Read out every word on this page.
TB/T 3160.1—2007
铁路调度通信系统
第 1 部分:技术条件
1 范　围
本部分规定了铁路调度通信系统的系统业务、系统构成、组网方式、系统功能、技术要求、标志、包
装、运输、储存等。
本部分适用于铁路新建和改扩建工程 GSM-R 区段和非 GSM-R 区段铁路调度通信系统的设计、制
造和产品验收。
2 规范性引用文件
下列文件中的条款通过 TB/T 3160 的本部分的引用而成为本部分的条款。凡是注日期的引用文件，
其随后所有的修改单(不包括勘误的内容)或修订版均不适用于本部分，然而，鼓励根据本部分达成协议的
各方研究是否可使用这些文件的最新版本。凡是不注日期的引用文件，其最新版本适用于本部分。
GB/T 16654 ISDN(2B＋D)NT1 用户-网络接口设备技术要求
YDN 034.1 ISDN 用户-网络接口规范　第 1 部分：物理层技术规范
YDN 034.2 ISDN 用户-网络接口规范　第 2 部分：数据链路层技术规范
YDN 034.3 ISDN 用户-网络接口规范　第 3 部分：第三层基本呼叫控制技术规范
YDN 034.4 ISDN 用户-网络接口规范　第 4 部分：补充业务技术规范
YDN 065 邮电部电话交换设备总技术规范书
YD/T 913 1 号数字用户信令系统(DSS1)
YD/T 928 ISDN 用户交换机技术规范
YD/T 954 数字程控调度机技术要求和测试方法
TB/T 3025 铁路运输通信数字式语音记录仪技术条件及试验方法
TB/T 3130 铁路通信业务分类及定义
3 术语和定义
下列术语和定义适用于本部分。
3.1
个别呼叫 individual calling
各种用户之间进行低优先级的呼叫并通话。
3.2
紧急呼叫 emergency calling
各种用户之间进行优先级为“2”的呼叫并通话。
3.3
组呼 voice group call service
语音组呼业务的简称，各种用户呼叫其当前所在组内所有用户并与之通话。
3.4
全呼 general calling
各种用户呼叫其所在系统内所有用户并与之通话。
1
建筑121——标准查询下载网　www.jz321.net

§ Problem
From the records given above, copy all lines containing "网络接口规范".

§ Finished exercise
YDN 034.1 ISDN 用户-网络接口规范　第 1 部分：物理层技术规范
YDN 034.2 ISDN 用户-网络接口规范　第 2 部分：数据链路层技术规范
YDN 034.3 ISDN 用户-网络接口规范　第 3 部分：第三层基本呼叫控制技术规范
YDN 034.4 ISDN 用户-网络接口规范　第 4 部分：补充业务技术规范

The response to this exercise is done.